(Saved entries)
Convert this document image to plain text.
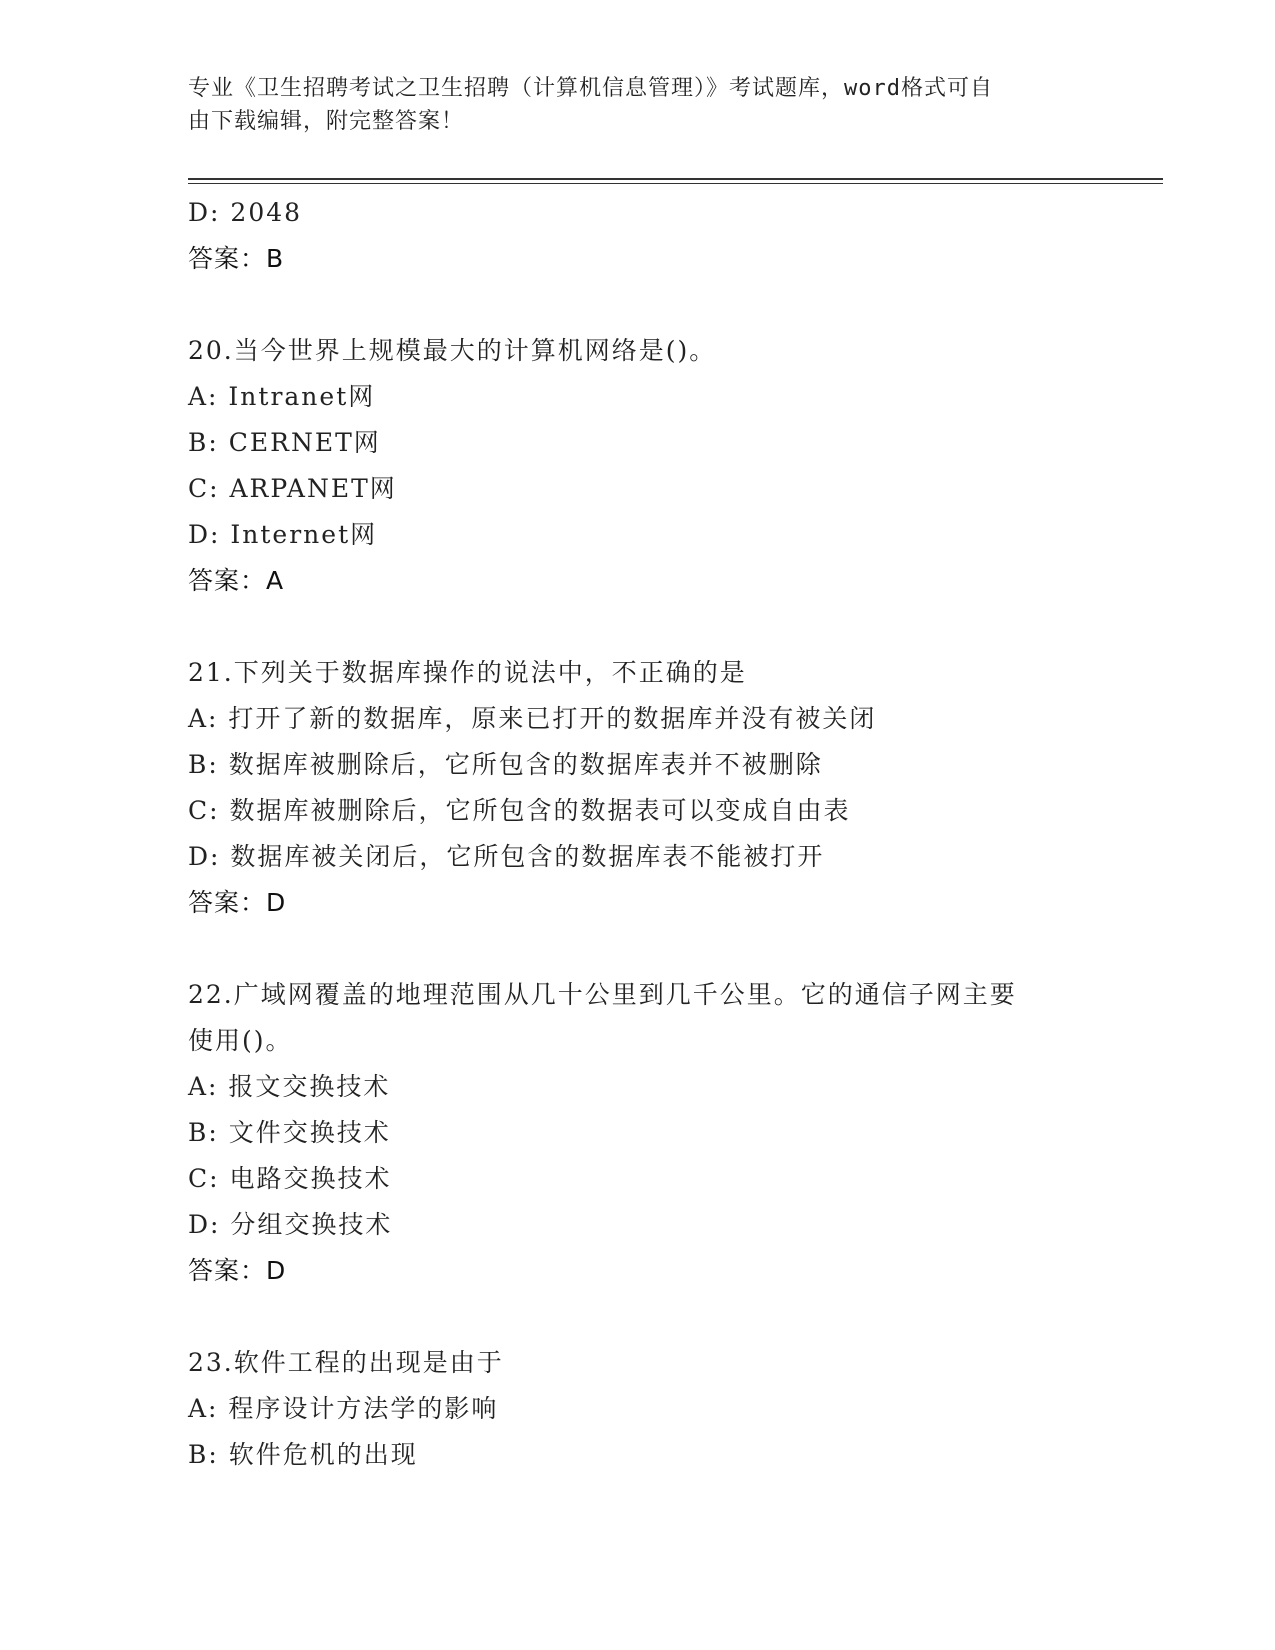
专业《卫生招聘考试之卫生招聘（计算机信息管理）》考试题库，word格式可自
由下载编辑，附完整答案！
D: 2048
答案：B
20.当今世界上规模最大的计算机网络是()。
A: Intranet网
B: CERNET网
C: ARPANET网
D: Internet网
答案：A
21.下列关于数据库操作的说法中，不正确的是
A: 打开了新的数据库，原来已打开的数据库并没有被关闭
B: 数据库被删除后，它所包含的数据库表并不被删除
C: 数据库被删除后，它所包含的数据表可以变成自由表
D: 数据库被关闭后，它所包含的数据库表不能被打开
答案：D
22.广域网覆盖的地理范围从几十公里到几千公里。它的通信子网主要
使用()。
A: 报文交换技术
B: 文件交换技术
C: 电路交换技术
D: 分组交换技术
答案：D
23.软件工程的出现是由于
A: 程序设计方法学的影响
B: 软件危机的出现
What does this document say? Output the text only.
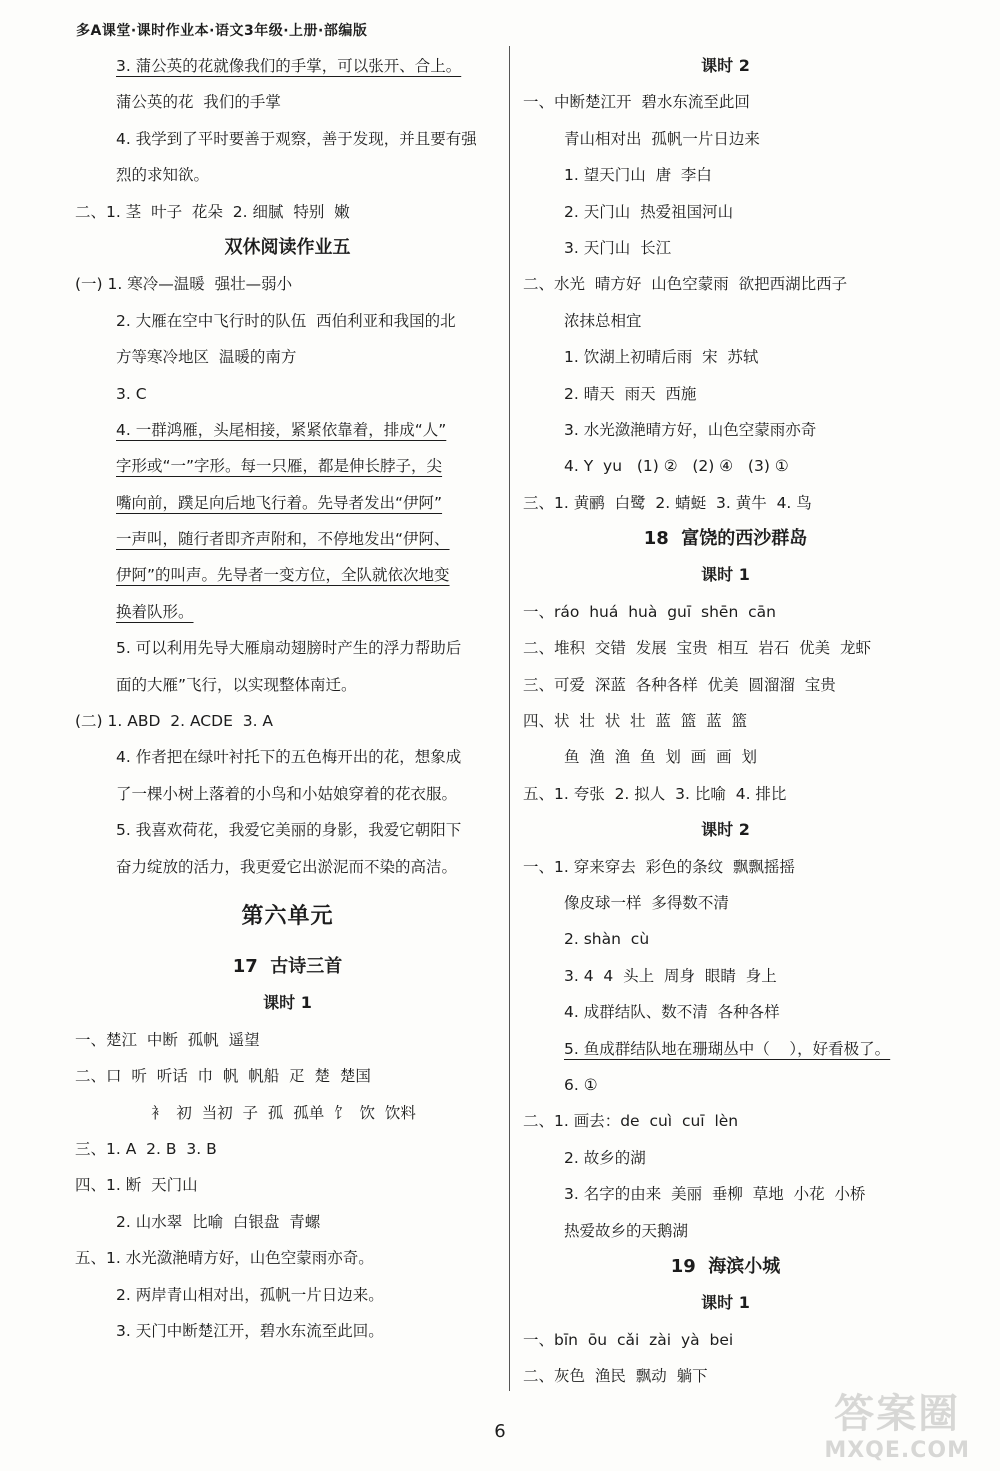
多A课堂·课时作业本·语文3年级·上册·部编版
3. 蒲公英的花就像我们的手掌，可以张开、合上。
蒲公英的花  我们的手掌
4. 我学到了平时要善于观察，善于发现，并且要有强
烈的求知欲。
二、1. 茎  叶子  花朵  2. 细腻  特别  嫩
双休阅读作业五
(一) 1. 寒冷—温暖  强壮—弱小
2. 大雁在空中飞行时的队伍  西伯利亚和我国的北
方等寒冷地区  温暖的南方
3. C
4. 一群鸿雁，头尾相接，紧紧依靠着，排成“人”
字形或“一”字形。每一只雁，都是伸长脖子，尖
嘴向前，蹼足向后地飞行着。先导者发出“伊阿”
一声叫，随行者即齐声附和，不停地发出“伊阿、
伊阿”的叫声。先导者一变方位，全队就依次地变
换着队形。
5. 可以利用先导大雁扇动翅膀时产生的浮力帮助后
面的大雁”飞行，以实现整体南迁。
(二) 1. ABD  2. ACDE  3. A
4. 作者把在绿叶衬托下的五色梅开出的花，想象成
了一棵小树上落着的小鸟和小姑娘穿着的花衣服。
5. 我喜欢荷花，我爱它美丽的身影，我爱它朝阳下
奋力绽放的活力，我更爱它出淤泥而不染的高洁。
第六单元
17  古诗三首
课时 1
一、楚江  中断  孤帆  遥望
二、口  听  听话  巾  帆  帆船  疋  楚  楚国
衤  初  当初  子  孤  孤单  饣  饮  饮料
三、1. A  2. B  3. B
四、1. 断  天门山
2. 山水翠  比喻  白银盘  青螺
五、1. 水光潋滟晴方好，山色空蒙雨亦奇。
2. 两岸青山相对出，孤帆一片日边来。
3. 天门中断楚江开，碧水东流至此回。
课时 2
一、中断楚江开  碧水东流至此回
青山相对出  孤帆一片日边来
1. 望天门山  唐  李白
2. 天门山  热爱祖国河山
3. 天门山  长江
二、水光  晴方好  山色空蒙雨  欲把西湖比西子
浓抹总相宜
1. 饮湖上初晴后雨  宋  苏轼
2. 晴天  雨天  西施
3. 水光潋滟晴方好，山色空蒙雨亦奇
4. Y  yu   (1) ②   (2) ④   (3) ①
三、1. 黄鹂  白鹭  2. 蜻蜓  3. 黄牛  4. 鸟
18  富饶的西沙群岛
课时 1
一、ráo  huá  huà  guī  shēn  cān
二、堆积  交错  发展  宝贵  相互  岩石  优美  龙虾
三、可爱  深蓝  各种各样  优美  圆溜溜  宝贵
四、状  壮  状  壮  蓝  篮  蓝  篮
鱼  渔  渔  鱼  划  画  画  划
五、1. 夸张  2. 拟人  3. 比喻  4. 排比
课时 2
一、1. 穿来穿去  彩色的条纹  飘飘摇摇
像皮球一样  多得数不清
2. shàn  cù
3. 4  4  头上  周身  眼睛  身上
4. 成群结队、数不清  各种各样
5. 鱼成群结队地在珊瑚丛中（    ），好看极了。
6. ①
二、1. 画去：de  cuì  cuī  lèn
2. 故乡的湖
3. 名字的由来  美丽  垂柳  草地  小花  小桥
热爱故乡的天鹅湖
19  海滨小城
课时 1
一、bīn  ōu  cǎi  zài  yà  bei
二、灰色  渔民  飘动  躺下
6	答案圈
MXQE.COM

Written task: Write out the entries above verbatim; the pictures do not belong in your copy.

Expected output:
Convert this document image to plain text.
专业《卫生招聘考试之卫生招聘（计算机信息管理）》考试题库，word格式可自
由下载编辑，附完整答案！
D: 2048
答案：B
20.当今世界上规模最大的计算机网络是()。
A: Intranet网
B: CERNET网
C: ARPANET网
D: Internet网
答案：A
21.下列关于数据库操作的说法中，不正确的是
A: 打开了新的数据库，原来已打开的数据库并没有被关闭
B: 数据库被删除后，它所包含的数据库表并不被删除
C: 数据库被删除后，它所包含的数据表可以变成自由表
D: 数据库被关闭后，它所包含的数据库表不能被打开
答案：D
22.广域网覆盖的地理范围从几十公里到几千公里。它的通信子网主要
使用()。
A: 报文交换技术
B: 文件交换技术
C: 电路交换技术
D: 分组交换技术
答案：D
23.软件工程的出现是由于
A: 程序设计方法学的影响
B: 软件危机的出现
What does this document say? Output the text only.
多A课堂·课时作业本·语文3年级·上册·部编版
3. 蒲公英的花就像我们的手掌，可以张开、合上。
蒲公英的花  我们的手掌
4. 我学到了平时要善于观察，善于发现，并且要有强
烈的求知欲。
二、1. 茎  叶子  花朵  2. 细腻  特别  嫩
双休阅读作业五
(一) 1. 寒冷—温暖  强壮—弱小
2. 大雁在空中飞行时的队伍  西伯利亚和我国的北
方等寒冷地区  温暖的南方
3. C
4. 一群鸿雁，头尾相接，紧紧依靠着，排成“人”
字形或“一”字形。每一只雁，都是伸长脖子，尖
嘴向前，蹼足向后地飞行着。先导者发出“伊阿”
一声叫，随行者即齐声附和，不停地发出“伊阿、
伊阿”的叫声。先导者一变方位，全队就依次地变
换着队形。
5. 可以利用先导大雁扇动翅膀时产生的浮力帮助后
面的大雁”飞行，以实现整体南迁。
(二) 1. ABD  2. ACDE  3. A
4. 作者把在绿叶衬托下的五色梅开出的花，想象成
了一棵小树上落着的小鸟和小姑娘穿着的花衣服。
5. 我喜欢荷花，我爱它美丽的身影，我爱它朝阳下
奋力绽放的活力，我更爱它出淤泥而不染的高洁。
第六单元
17  古诗三首
课时 1
一、楚江  中断  孤帆  遥望
二、口  听  听话  巾  帆  帆船  疋  楚  楚国
衤  初  当初  子  孤  孤单  饣  饮  饮料
三、1. A  2. B  3. B
四、1. 断  天门山
2. 山水翠  比喻  白银盘  青螺
五、1. 水光潋滟晴方好，山色空蒙雨亦奇。
2. 两岸青山相对出，孤帆一片日边来。
3. 天门中断楚江开，碧水东流至此回。
课时 2
一、中断楚江开  碧水东流至此回
青山相对出  孤帆一片日边来
1. 望天门山  唐  李白
2. 天门山  热爱祖国河山
3. 天门山  长江
二、水光  晴方好  山色空蒙雨  欲把西湖比西子
浓抹总相宜
1. 饮湖上初晴后雨  宋  苏轼
2. 晴天  雨天  西施
3. 水光潋滟晴方好，山色空蒙雨亦奇
4. Y  yu   (1) ②   (2) ④   (3) ①
三、1. 黄鹂  白鹭  2. 蜻蜓  3. 黄牛  4. 鸟
18  富饶的西沙群岛
课时 1
一、ráo  huá  huà  guī  shēn  cān
二、堆积  交错  发展  宝贵  相互  岩石  优美  龙虾
三、可爱  深蓝  各种各样  优美  圆溜溜  宝贵
四、状  壮  状  壮  蓝  篮  蓝  篮
鱼  渔  渔  鱼  划  画  画  划
五、1. 夸张  2. 拟人  3. 比喻  4. 排比
课时 2
一、1. 穿来穿去  彩色的条纹  飘飘摇摇
像皮球一样  多得数不清
2. shàn  cù
3. 4  4  头上  周身  眼睛  身上
4. 成群结队、数不清  各种各样
5. 鱼成群结队地在珊瑚丛中（    ），好看极了。
6. ①
二、1. 画去：de  cuì  cuī  lèn
2. 故乡的湖
3. 名字的由来  美丽  垂柳  草地  小花  小桥
热爱故乡的天鹅湖
19  海滨小城
课时 1
一、bīn  ōu  cǎi  zài  yà  bei
二、灰色  渔民  飘动  躺下
6	答案圈
MXQE.COM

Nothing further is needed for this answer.